═════ TEXTO SELECIONADO
Essa é, segundo a Psicanálise, a origem do ego — portanto,
um espaço conflituoso desde o início;
com os impulsos instintivos e emocionais do bebê (necessidade de afeto e acolhimento) se chocando
constantemente com as respostas dos pais a suas demandas, satisfazendo-as
(com maior ou menor presteza/grau de satisfação), ou reprimindo-as.
Progressivamente, ocorre a diferenciação das pessoas que cuidam dele
(sobretudo mãe e pai), bem como a percepção de si mesmo como ser separado,
juntamente com o desenvolvimento da consciência verbal
mediante a qual identifica a si mesmo e aos demais.
Mais tarde, com o desenvolvimento físico e mental da criança, adentrando pela puberdade
rumo à vida adulta, o pensamento será amplamente reconhecido e aceito como
autoridade interior, em grande parte oposto aos impulsos internos, sobretudo de natureza sexual, com os quais se acha em permanente conflito.
O ego, dirá Freud, é "um pobre coitado", espremido entre três escravidões:
os desejos insaciáveis do id,
a severidade repressiva do superego e os perigos do mundo exterior.
Por esse motivo, a forma fundamental da existência para o ego é a angústia.
Se se submeter ao id, torna-se imoral e destrutivo; se se submeter ao superego, enlouquece de desespero,
pois viverá numa insatisfação insuportável; se não se submeter à realidade do mundo,
será destruído por ele.
Cabe ao ego encontrar caminhos para a angústia existencial.
Estamos divididos entre o princípio do prazer (que não conhece limites)
e o princípio da realidade (que nos impõe limites externos e internos).
A autoidentidade fundamentada no pensamento e na memória, sem dúvida, é um ganho evolutivo
em relação ao lado emocional e ao desejo de prazer, também presentes nos animais.
Mas o desejo inconsciente de prazer, território, domínio pela força, ajuntamento em tribos continuam presentes nos seres humanos,
de pouco valendo o condicionamento do superego, mediante recompensas e castigos, ao inocular os valores sociais da
cultura, religião, bondade, solidariedade, etc. na consciência de ego (eu)
de forma que este assuma COMO SEUS essas noções e valores e reprima as tendências animais do seu aspecto instintivo.
══════════
═════ REGISTROS DE DADOS
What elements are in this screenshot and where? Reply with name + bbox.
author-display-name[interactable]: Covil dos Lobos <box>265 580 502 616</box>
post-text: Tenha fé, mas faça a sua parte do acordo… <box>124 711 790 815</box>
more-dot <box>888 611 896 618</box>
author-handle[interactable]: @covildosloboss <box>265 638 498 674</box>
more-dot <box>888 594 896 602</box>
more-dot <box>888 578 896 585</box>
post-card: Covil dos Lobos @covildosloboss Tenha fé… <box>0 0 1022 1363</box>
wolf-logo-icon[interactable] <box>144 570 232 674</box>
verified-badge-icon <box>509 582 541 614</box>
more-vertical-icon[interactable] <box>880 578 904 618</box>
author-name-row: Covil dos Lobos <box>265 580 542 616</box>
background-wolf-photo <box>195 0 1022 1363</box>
══════════
### [TAREFAS]
**A)** Reproduza, do texto sobre o ego, o trecho que vai de "Mas o desejo" até "seu aspecto instintivo.", inclusive.
**B)** Escreva a continuação do texto sobre o ego, começando logo após a última frase apresentada.

### [RESPOSTAS ESPERADAS]
**A)**
Mas o desejo inconsciente de prazer, território, domínio pela força, ajuntamento em tribos continuam presentes nos seres humanos,
de pouco valendo o condicionamento do superego, mediante recompensas e castigos, ao inocular os valores sociais da
cultura, religião, bondade, solidariedade, etc. na consciência de ego (eu)
de forma que este assuma COMO SEUS essas noções e valores e reprima as tendências animais do seu aspecto instintivo.

**B)**
O grande problema é que não é dada atenção suficiente
à consciência mediante a qual ocorre
a capacidade de perceber e interpretar
(inicialmente, de forma não verbal)
o ambiente externo e as pulsões internas,
gerando o que ele chamou de ego (palavra latina que significa "eu").
Essa consciência, onde ocorre a percepção do mundo,
não é considerada em si mesma; é vista apenas como uma "condição
sine qua non", um meio para um fim;
não se vê nela qualquer relação com a vida nem com a inteligência.
O fato fundamental da natureza, a capacidade de perceber, de estar consciente (de forma não verbal), é, assim, deixado em segundíssimo plano.
Em contrapartida, desenvolve-se sobre essa capacidade o sentido da autoidentidade, com
total aceitação do pensamento como autoridade interior (isto é, aquele que dá as ordens),
consolidando-se assim a noção de ego (eu). Essa aceitação
é a principal faceta do estado de ego como um "eu" racional,
ainda que em permanente conflito e disputando a hegemonia
com as tendências latentes e desejos inconscientes.
Dessa aceitação derivam mil sentimentos, emoções e comportamentos.
Por exemplo, ao querer realizar um prazer proibido, ou uma ação condenável,
já nos vem a voz do superego (passando-se por ser nossa) desaconselhando e reprimindo nossa intenção.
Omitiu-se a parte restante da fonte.